Your objective – Transcribe all of the records word for word, but omit the pictures.

- - - -

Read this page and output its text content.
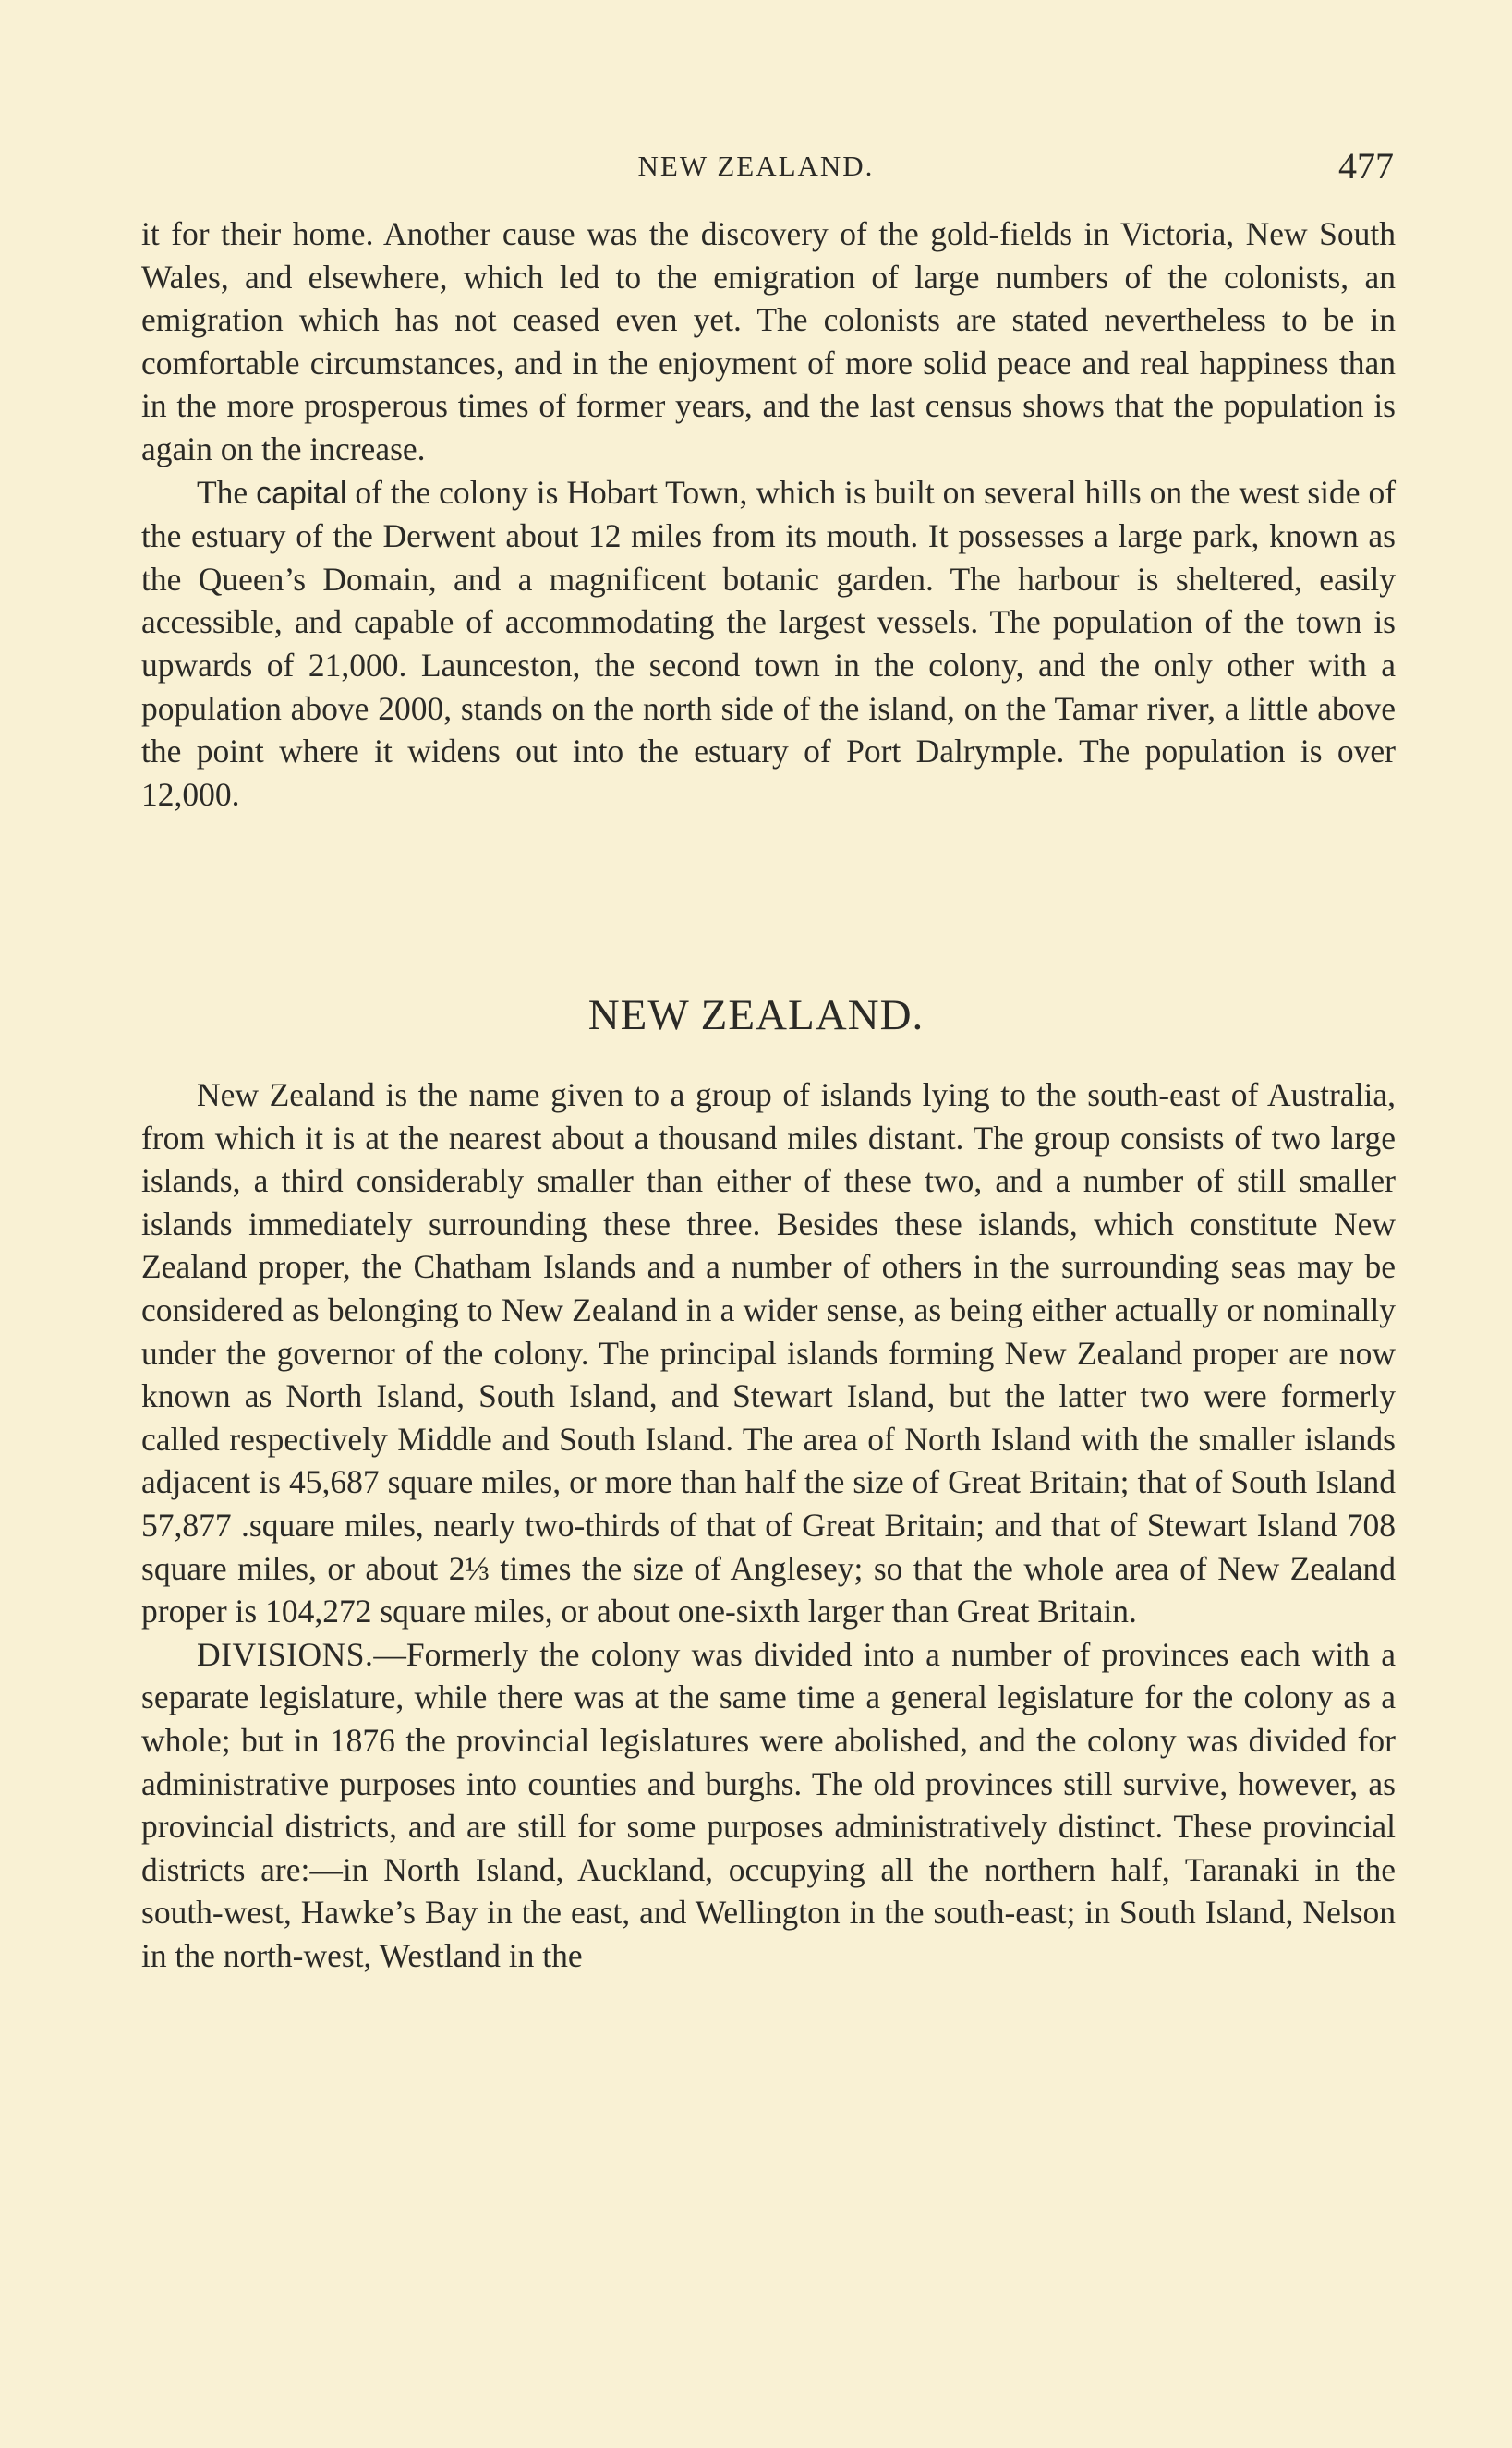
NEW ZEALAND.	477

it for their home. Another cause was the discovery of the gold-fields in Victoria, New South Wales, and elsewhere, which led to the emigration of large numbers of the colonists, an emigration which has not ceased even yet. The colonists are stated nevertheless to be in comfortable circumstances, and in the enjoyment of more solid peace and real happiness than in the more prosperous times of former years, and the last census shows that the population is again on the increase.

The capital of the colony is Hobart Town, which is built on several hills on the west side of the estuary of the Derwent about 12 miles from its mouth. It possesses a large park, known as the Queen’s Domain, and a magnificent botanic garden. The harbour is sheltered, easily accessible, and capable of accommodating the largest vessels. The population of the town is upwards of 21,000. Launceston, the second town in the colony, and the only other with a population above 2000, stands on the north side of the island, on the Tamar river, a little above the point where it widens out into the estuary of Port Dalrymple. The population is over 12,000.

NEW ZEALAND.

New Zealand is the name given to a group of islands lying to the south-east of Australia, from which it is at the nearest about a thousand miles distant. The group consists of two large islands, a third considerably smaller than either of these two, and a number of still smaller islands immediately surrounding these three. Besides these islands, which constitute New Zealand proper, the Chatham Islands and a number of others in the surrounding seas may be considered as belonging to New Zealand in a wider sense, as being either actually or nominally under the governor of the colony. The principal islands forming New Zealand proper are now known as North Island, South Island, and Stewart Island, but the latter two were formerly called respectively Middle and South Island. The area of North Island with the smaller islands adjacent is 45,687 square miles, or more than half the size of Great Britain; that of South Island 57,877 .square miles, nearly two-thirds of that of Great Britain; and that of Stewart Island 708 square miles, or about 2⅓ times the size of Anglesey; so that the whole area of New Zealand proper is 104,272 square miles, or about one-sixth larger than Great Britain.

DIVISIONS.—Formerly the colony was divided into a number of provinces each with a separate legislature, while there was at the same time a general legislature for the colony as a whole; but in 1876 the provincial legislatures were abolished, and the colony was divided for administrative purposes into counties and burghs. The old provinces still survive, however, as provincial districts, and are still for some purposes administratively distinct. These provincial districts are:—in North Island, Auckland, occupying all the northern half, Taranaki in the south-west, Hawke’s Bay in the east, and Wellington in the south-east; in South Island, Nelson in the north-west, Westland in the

- - - -

Full output –
Read this page and output its text content.
NEW ZEALAND.	477

it for their home. Another cause was the discovery of the gold-fields in Victoria, New South Wales, and elsewhere, which led to the emigration of large numbers of the colonists, an emigration which has not ceased even yet. The colonists are stated nevertheless to be in comfortable circumstances, and in the enjoyment of more solid peace and real happiness than in the more prosperous times of former years, and the last census shows that the population is again on the increase.

The capital of the colony is Hobart Town, which is built on several hills on the west side of the estuary of the Derwent about 12 miles from its mouth. It possesses a large park, known as the Queen’s Domain, and a magnificent botanic garden. The harbour is sheltered, easily accessible, and capable of accommodating the largest vessels. The population of the town is upwards of 21,000. Launceston, the second town in the colony, and the only other with a population above 2000, stands on the north side of the island, on the Tamar river, a little above the point where it widens out into the estuary of Port Dalrymple. The population is over 12,000.

NEW ZEALAND.

New Zealand is the name given to a group of islands lying to the south-east of Australia, from which it is at the nearest about a thousand miles distant. The group consists of two large islands, a third considerably smaller than either of these two, and a number of still smaller islands immediately surrounding these three. Besides these islands, which constitute New Zealand proper, the Chatham Islands and a number of others in the surrounding seas may be considered as belonging to New Zealand in a wider sense, as being either actually or nominally under the governor of the colony. The principal islands forming New Zealand proper are now known as North Island, South Island, and Stewart Island, but the latter two were formerly called respectively Middle and South Island. The area of North Island with the smaller islands adjacent is 45,687 square miles, or more than half the size of Great Britain; that of South Island 57,877 .square miles, nearly two-thirds of that of Great Britain; and that of Stewart Island 708 square miles, or about 2⅓ times the size of Anglesey; so that the whole area of New Zealand proper is 104,272 square miles, or about one-sixth larger than Great Britain.

DIVISIONS.—Formerly the colony was divided into a number of provinces each with a separate legislature, while there was at the same time a general legislature for the colony as a whole; but in 1876 the provincial legislatures were abolished, and the colony was divided for administrative purposes into counties and burghs. The old provinces still survive, however, as provincial districts, and are still for some purposes administratively distinct. These provincial districts are:—in North Island, Auckland, occupying all the northern half, Taranaki in the south-west, Hawke’s Bay in the east, and Wellington in the south-east; in South Island, Nelson in the north-west, Westland in the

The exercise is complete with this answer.